**Task description**
Write out every line below that includes the word "this".

**Extracted material**
-------
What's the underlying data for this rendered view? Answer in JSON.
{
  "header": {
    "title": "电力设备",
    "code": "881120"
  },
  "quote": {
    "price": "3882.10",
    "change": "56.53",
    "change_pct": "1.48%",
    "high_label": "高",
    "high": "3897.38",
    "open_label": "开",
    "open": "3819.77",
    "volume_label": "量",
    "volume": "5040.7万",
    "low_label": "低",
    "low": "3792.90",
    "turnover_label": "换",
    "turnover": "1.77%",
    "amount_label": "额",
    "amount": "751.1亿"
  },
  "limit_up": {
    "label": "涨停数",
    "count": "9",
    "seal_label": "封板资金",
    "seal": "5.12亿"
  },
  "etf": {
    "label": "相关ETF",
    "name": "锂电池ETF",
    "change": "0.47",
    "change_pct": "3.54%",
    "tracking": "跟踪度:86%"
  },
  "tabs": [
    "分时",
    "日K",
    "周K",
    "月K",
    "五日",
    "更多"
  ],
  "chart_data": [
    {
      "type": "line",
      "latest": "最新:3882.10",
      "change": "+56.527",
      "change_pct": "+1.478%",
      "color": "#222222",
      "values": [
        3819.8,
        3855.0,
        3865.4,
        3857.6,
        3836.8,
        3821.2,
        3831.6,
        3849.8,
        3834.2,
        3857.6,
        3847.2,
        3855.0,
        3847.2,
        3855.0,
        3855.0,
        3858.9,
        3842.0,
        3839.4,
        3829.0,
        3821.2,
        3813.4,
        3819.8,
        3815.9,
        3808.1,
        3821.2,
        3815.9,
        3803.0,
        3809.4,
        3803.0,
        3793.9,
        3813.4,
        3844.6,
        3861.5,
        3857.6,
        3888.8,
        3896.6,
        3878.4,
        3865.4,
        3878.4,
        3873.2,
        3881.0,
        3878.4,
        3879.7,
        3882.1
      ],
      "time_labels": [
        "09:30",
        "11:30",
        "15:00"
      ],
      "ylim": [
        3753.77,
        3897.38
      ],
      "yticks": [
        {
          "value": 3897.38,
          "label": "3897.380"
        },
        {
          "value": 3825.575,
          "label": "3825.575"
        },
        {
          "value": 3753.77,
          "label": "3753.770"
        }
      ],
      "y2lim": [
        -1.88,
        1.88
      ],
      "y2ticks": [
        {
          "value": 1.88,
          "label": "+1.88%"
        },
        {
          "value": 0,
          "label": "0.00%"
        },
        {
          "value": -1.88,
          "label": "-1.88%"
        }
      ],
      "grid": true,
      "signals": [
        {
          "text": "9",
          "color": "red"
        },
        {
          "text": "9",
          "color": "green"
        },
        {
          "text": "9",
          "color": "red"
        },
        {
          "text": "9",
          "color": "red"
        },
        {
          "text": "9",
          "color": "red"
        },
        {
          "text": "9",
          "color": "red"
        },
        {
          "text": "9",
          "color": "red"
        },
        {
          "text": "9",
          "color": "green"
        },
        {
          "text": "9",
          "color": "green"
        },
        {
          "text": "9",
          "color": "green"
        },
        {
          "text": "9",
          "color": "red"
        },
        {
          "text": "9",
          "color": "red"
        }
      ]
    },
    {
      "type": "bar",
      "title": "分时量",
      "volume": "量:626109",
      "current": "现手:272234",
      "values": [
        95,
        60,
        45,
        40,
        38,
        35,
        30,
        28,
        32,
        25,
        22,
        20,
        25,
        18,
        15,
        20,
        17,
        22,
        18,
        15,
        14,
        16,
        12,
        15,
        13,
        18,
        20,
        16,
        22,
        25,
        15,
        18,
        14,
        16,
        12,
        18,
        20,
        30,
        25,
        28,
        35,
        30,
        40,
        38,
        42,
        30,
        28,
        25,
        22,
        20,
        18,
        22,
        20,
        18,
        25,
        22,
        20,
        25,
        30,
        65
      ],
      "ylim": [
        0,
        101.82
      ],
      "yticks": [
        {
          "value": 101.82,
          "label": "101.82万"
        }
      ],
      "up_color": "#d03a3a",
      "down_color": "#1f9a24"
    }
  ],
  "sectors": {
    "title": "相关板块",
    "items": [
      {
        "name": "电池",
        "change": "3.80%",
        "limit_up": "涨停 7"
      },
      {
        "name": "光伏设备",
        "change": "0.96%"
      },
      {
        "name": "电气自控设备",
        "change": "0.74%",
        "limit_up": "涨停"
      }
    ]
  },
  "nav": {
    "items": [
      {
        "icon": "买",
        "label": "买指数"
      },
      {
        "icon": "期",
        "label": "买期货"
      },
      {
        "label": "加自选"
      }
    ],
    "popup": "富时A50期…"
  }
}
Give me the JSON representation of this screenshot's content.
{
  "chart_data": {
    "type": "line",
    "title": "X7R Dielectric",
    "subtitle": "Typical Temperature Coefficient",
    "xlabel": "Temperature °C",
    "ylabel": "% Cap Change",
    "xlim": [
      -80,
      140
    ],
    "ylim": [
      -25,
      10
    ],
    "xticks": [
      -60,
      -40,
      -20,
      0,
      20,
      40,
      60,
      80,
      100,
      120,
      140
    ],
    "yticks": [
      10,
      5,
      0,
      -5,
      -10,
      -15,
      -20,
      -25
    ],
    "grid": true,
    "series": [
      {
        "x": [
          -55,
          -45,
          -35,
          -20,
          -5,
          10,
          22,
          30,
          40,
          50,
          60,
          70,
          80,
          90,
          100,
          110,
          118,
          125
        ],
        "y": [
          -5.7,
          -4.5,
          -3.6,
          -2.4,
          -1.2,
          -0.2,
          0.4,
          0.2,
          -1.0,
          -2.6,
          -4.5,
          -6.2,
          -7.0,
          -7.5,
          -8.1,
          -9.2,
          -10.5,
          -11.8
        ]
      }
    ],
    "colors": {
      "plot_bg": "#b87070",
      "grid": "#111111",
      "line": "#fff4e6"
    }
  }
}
-------
**Correct response**
What's the underlying data for this rendered view? Answer in JSON.
Give me the JSON representation of this screenshot's content.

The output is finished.